__THE REQUEST__
Would you quote every entry exactly, dropping only the pictures?

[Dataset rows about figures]
■ ■ ■ ■ ■

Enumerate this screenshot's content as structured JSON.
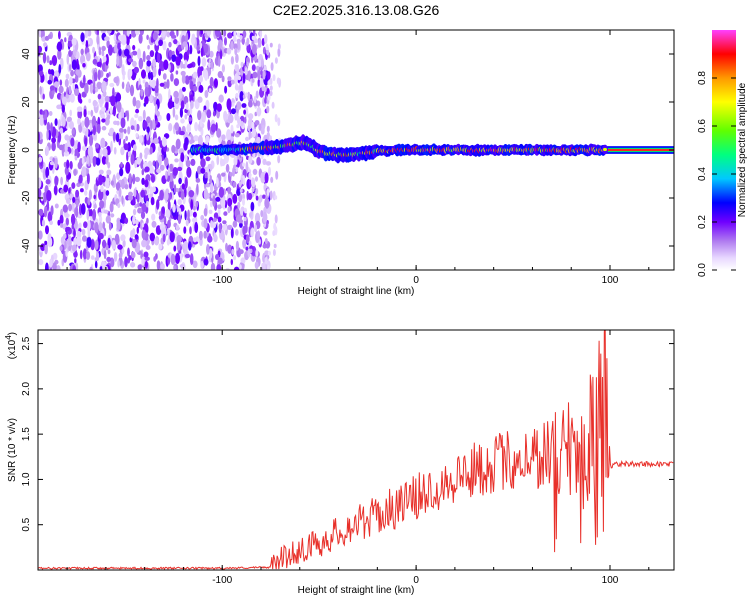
{
  "title": "C2E2.2025.316.13.08.G26",
  "chart_data": [
    {
      "type": "heatmap",
      "name": "spectrogram",
      "xlabel": "Height of straight line (km)",
      "ylabel": "Frequency (Hz)",
      "xlim": [
        -195,
        133
      ],
      "ylim": [
        -50,
        50
      ],
      "xticks": [
        -100,
        0,
        100
      ],
      "yticks": [
        -40,
        -20,
        0,
        20,
        40
      ],
      "noise_region_x": [
        -195,
        -80
      ],
      "signal_track": {
        "x": [
          -115,
          -95,
          -85,
          -75,
          -68,
          -62,
          -58,
          -54,
          -50,
          -45,
          -40,
          -35,
          -30,
          -20,
          -10,
          0,
          20,
          40,
          60,
          80,
          95,
          100,
          133
        ],
        "freq": [
          0,
          0,
          0.5,
          1,
          1.5,
          2.5,
          3,
          1.5,
          -0.5,
          -1.5,
          -2,
          -2,
          -1.5,
          -0.5,
          0,
          0,
          0,
          0,
          0,
          0,
          0,
          0,
          0
        ]
      },
      "colorbar": {
        "label": "Normalized spectral amplitude",
        "ticks": [
          0.0,
          0.2,
          0.4,
          0.6,
          0.8
        ],
        "tick_labels": [
          "0.0",
          "0.2",
          "0.4",
          "0.6",
          "0.8"
        ],
        "range": [
          0,
          1
        ]
      }
    },
    {
      "type": "line",
      "name": "snr",
      "xlabel": "Height of straight line (km)",
      "ylabel": "SNR (10 * v/v)",
      "scale_label": "(x10",
      "scale_exp": "4",
      "scale_close": ")",
      "xlim": [
        -195,
        133
      ],
      "ylim": [
        0,
        2.65
      ],
      "xticks": [
        -100,
        0,
        100
      ],
      "yticks": [
        0.5,
        1.0,
        1.5,
        2.0,
        2.5
      ],
      "ytick_labels": [
        "0.5",
        "1.0",
        "1.5",
        "2.0",
        "2.5"
      ],
      "color": "#e8302a",
      "trend": {
        "x": [
          -195,
          -100,
          -75,
          -70,
          -60,
          -50,
          -40,
          -30,
          -20,
          -10,
          0,
          10,
          20,
          30,
          40,
          50,
          60,
          70,
          80,
          90,
          95,
          100,
          103,
          133
        ],
        "y": [
          0.02,
          0.02,
          0.03,
          0.12,
          0.22,
          0.3,
          0.42,
          0.52,
          0.6,
          0.7,
          0.8,
          0.92,
          1.02,
          1.1,
          1.18,
          1.22,
          1.26,
          1.3,
          1.35,
          1.4,
          1.45,
          1.15,
          1.17,
          1.17
        ]
      }
    }
  ]
}
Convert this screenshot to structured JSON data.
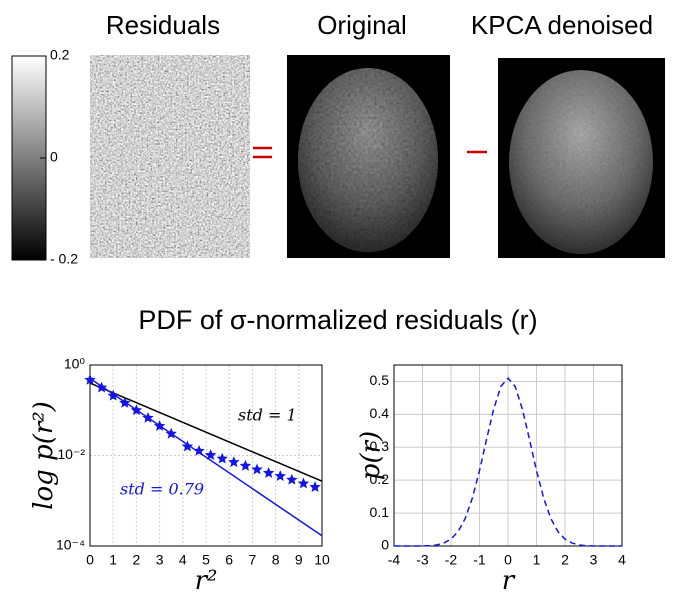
{
  "panel_titles": [
    "Residuals",
    "Original",
    "KPCA denoised"
  ],
  "colorbar": {
    "lim": [
      -0.2,
      0.2
    ],
    "ticks": [
      0.2,
      0,
      {
        "value": -0.2,
        "label": "- 0.2"
      }
    ]
  },
  "figure_title": "PDF of σ-normalized residuals (r)",
  "chart_data": [
    {
      "type": "line",
      "ylog": true,
      "grid": true,
      "xlabel": "r²",
      "ylabel": "log p(r²)",
      "xlim": [
        0,
        10
      ],
      "xticks": [
        0,
        1,
        2,
        3,
        4,
        5,
        6,
        7,
        8,
        9,
        10
      ],
      "ylim": [
        0.0001,
        1
      ],
      "yticks": [
        {
          "value": 1,
          "label": "10⁰"
        },
        {
          "value": 0.01,
          "label": "10⁻²"
        },
        {
          "value": 0.0001,
          "label": "10⁻⁴"
        }
      ],
      "series": [
        {
          "color": "#000000",
          "x": [
            0,
            10
          ],
          "values": [
            0.399,
            0.0027
          ]
        },
        {
          "color": "#1414e6",
          "x": [
            0,
            10
          ],
          "values": [
            0.505,
            0.000168
          ]
        },
        {
          "color": "#1414e6",
          "marker": "star",
          "x": [
            0,
            0.5,
            1,
            1.5,
            2,
            2.5,
            3,
            3.5,
            4.2,
            4.7,
            5.2,
            5.7,
            6.2,
            6.7,
            7.2,
            7.7,
            8.2,
            8.7,
            9.2,
            9.7
          ],
          "values": [
            0.468,
            0.316,
            0.209,
            0.145,
            0.1,
            0.0676,
            0.0447,
            0.0302,
            0.0158,
            0.0126,
            0.0102,
            0.0085,
            0.0071,
            0.0059,
            0.0049,
            0.0041,
            0.0035,
            0.0029,
            0.0024,
            0.002
          ]
        }
      ],
      "annotations": [
        {
          "text": "std = 1",
          "color": "#000000"
        },
        {
          "text": "std = 0.79",
          "color": "#1414e6"
        }
      ]
    },
    {
      "type": "line",
      "grid": true,
      "xlabel": "r",
      "ylabel": "p(r)",
      "xlim": [
        -4,
        4
      ],
      "xticks": [
        -4,
        -3,
        -2,
        -1,
        0,
        1,
        2,
        3,
        4
      ],
      "ylim": [
        0,
        0.55
      ],
      "yticks": [
        0,
        0.1,
        0.2,
        0.3,
        0.4,
        0.5
      ],
      "series": [
        {
          "color": "#1414e6",
          "dashed": true,
          "x": [
            -4,
            -3.75,
            -3.5,
            -3.25,
            -3,
            -2.75,
            -2.5,
            -2.25,
            -2,
            -1.75,
            -1.5,
            -1.25,
            -1,
            -0.75,
            -0.5,
            -0.25,
            0,
            0.25,
            0.5,
            0.75,
            1,
            1.25,
            1.5,
            1.75,
            2,
            2.25,
            2.5,
            2.75,
            3,
            3.25,
            3.5,
            3.75,
            4
          ],
          "values": [
            0,
            0,
            0,
            0,
            0,
            0.001,
            0.003,
            0.009,
            0.021,
            0.044,
            0.084,
            0.146,
            0.229,
            0.325,
            0.417,
            0.485,
            0.51,
            0.485,
            0.417,
            0.325,
            0.229,
            0.146,
            0.084,
            0.044,
            0.021,
            0.009,
            0.003,
            0.001,
            0,
            0,
            0,
            0,
            0
          ]
        }
      ]
    }
  ]
}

■ ■ ■ ■ ■

__RIGHT ANSWER__
Enumerate this screenshot's content as structured JSON.
{
  "title": "C2E2.2025.316.13.08.G26",
  "chart_data": [
    {
      "type": "heatmap",
      "name": "spectrogram",
      "xlabel": "Height of straight line (km)",
      "ylabel": "Frequency (Hz)",
      "xlim": [
        -195,
        133
      ],
      "ylim": [
        -50,
        50
      ],
      "xticks": [
        -100,
        0,
        100
      ],
      "yticks": [
        -40,
        -20,
        0,
        20,
        40
      ],
      "noise_region_x": [
        -195,
        -80
      ],
      "signal_track": {
        "x": [
          -115,
          -95,
          -85,
          -75,
          -68,
          -62,
          -58,
          -54,
          -50,
          -45,
          -40,
          -35,
          -30,
          -20,
          -10,
          0,
          20,
          40,
          60,
          80,
          95,
          100,
          133
        ],
        "freq": [
          0,
          0,
          0.5,
          1,
          1.5,
          2.5,
          3,
          1.5,
          -0.5,
          -1.5,
          -2,
          -2,
          -1.5,
          -0.5,
          0,
          0,
          0,
          0,
          0,
          0,
          0,
          0,
          0
        ]
      },
      "colorbar": {
        "label": "Normalized spectral amplitude",
        "ticks": [
          0.0,
          0.2,
          0.4,
          0.6,
          0.8
        ],
        "tick_labels": [
          "0.0",
          "0.2",
          "0.4",
          "0.6",
          "0.8"
        ],
        "range": [
          0,
          1
        ]
      }
    },
    {
      "type": "line",
      "name": "snr",
      "xlabel": "Height of straight line (km)",
      "ylabel": "SNR (10 * v/v)",
      "scale_label": "(x10",
      "scale_exp": "4",
      "scale_close": ")",
      "xlim": [
        -195,
        133
      ],
      "ylim": [
        0,
        2.65
      ],
      "xticks": [
        -100,
        0,
        100
      ],
      "yticks": [
        0.5,
        1.0,
        1.5,
        2.0,
        2.5
      ],
      "ytick_labels": [
        "0.5",
        "1.0",
        "1.5",
        "2.0",
        "2.5"
      ],
      "color": "#e8302a",
      "trend": {
        "x": [
          -195,
          -100,
          -75,
          -70,
          -60,
          -50,
          -40,
          -30,
          -20,
          -10,
          0,
          10,
          20,
          30,
          40,
          50,
          60,
          70,
          80,
          90,
          95,
          100,
          103,
          133
        ],
        "y": [
          0.02,
          0.02,
          0.03,
          0.12,
          0.22,
          0.3,
          0.42,
          0.52,
          0.6,
          0.7,
          0.8,
          0.92,
          1.02,
          1.1,
          1.18,
          1.22,
          1.26,
          1.3,
          1.35,
          1.4,
          1.45,
          1.15,
          1.17,
          1.17
        ]
      }
    }
  ]
}
Convert this screenshot to structured JSON data.
{
  "panel_titles": [
    "Residuals",
    "Original",
    "KPCA denoised"
  ],
  "colorbar": {
    "lim": [
      -0.2,
      0.2
    ],
    "ticks": [
      0.2,
      0,
      {
        "value": -0.2,
        "label": "- 0.2"
      }
    ]
  },
  "figure_title": "PDF of σ-normalized residuals (r)",
  "chart_data": [
    {
      "type": "line",
      "ylog": true,
      "grid": true,
      "xlabel": "r²",
      "ylabel": "log p(r²)",
      "xlim": [
        0,
        10
      ],
      "xticks": [
        0,
        1,
        2,
        3,
        4,
        5,
        6,
        7,
        8,
        9,
        10
      ],
      "ylim": [
        0.0001,
        1
      ],
      "yticks": [
        {
          "value": 1,
          "label": "10⁰"
        },
        {
          "value": 0.01,
          "label": "10⁻²"
        },
        {
          "value": 0.0001,
          "label": "10⁻⁴"
        }
      ],
      "series": [
        {
          "color": "#000000",
          "x": [
            0,
            10
          ],
          "values": [
            0.399,
            0.0027
          ]
        },
        {
          "color": "#1414e6",
          "x": [
            0,
            10
          ],
          "values": [
            0.505,
            0.000168
          ]
        },
        {
          "color": "#1414e6",
          "marker": "star",
          "x": [
            0,
            0.5,
            1,
            1.5,
            2,
            2.5,
            3,
            3.5,
            4.2,
            4.7,
            5.2,
            5.7,
            6.2,
            6.7,
            7.2,
            7.7,
            8.2,
            8.7,
            9.2,
            9.7
          ],
          "values": [
            0.468,
            0.316,
            0.209,
            0.145,
            0.1,
            0.0676,
            0.0447,
            0.0302,
            0.0158,
            0.0126,
            0.0102,
            0.0085,
            0.0071,
            0.0059,
            0.0049,
            0.0041,
            0.0035,
            0.0029,
            0.0024,
            0.002
          ]
        }
      ],
      "annotations": [
        {
          "text": "std = 1",
          "color": "#000000"
        },
        {
          "text": "std = 0.79",
          "color": "#1414e6"
        }
      ]
    },
    {
      "type": "line",
      "grid": true,
      "xlabel": "r",
      "ylabel": "p(r)",
      "xlim": [
        -4,
        4
      ],
      "xticks": [
        -4,
        -3,
        -2,
        -1,
        0,
        1,
        2,
        3,
        4
      ],
      "ylim": [
        0,
        0.55
      ],
      "yticks": [
        0,
        0.1,
        0.2,
        0.3,
        0.4,
        0.5
      ],
      "series": [
        {
          "color": "#1414e6",
          "dashed": true,
          "x": [
            -4,
            -3.75,
            -3.5,
            -3.25,
            -3,
            -2.75,
            -2.5,
            -2.25,
            -2,
            -1.75,
            -1.5,
            -1.25,
            -1,
            -0.75,
            -0.5,
            -0.25,
            0,
            0.25,
            0.5,
            0.75,
            1,
            1.25,
            1.5,
            1.75,
            2,
            2.25,
            2.5,
            2.75,
            3,
            3.25,
            3.5,
            3.75,
            4
          ],
          "values": [
            0,
            0,
            0,
            0,
            0,
            0.001,
            0.003,
            0.009,
            0.021,
            0.044,
            0.084,
            0.146,
            0.229,
            0.325,
            0.417,
            0.485,
            0.51,
            0.485,
            0.417,
            0.325,
            0.229,
            0.146,
            0.084,
            0.044,
            0.021,
            0.009,
            0.003,
            0.001,
            0,
            0,
            0,
            0,
            0
          ]
        }
      ]
    }
  ]
}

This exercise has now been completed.